(Some records)
# # # # #

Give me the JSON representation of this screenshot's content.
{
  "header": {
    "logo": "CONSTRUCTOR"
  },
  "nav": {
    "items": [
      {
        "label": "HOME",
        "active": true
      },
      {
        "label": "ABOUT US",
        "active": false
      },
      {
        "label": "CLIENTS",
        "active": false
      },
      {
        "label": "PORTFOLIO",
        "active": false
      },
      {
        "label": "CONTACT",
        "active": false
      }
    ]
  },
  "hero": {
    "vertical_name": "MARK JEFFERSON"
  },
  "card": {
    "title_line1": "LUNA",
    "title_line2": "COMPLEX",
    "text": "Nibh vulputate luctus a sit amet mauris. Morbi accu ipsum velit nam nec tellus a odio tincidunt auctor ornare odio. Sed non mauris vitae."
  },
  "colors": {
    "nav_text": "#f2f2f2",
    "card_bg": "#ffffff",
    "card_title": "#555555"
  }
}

# # # # #

- Task:
Every line above that contains the word "label" should be reported.

- Full solution:
        "label": "HOME",
        "label": "ABOUT US",
        "label": "CLIENTS",
        "label": "PORTFOLIO",
        "label": "CONTACT",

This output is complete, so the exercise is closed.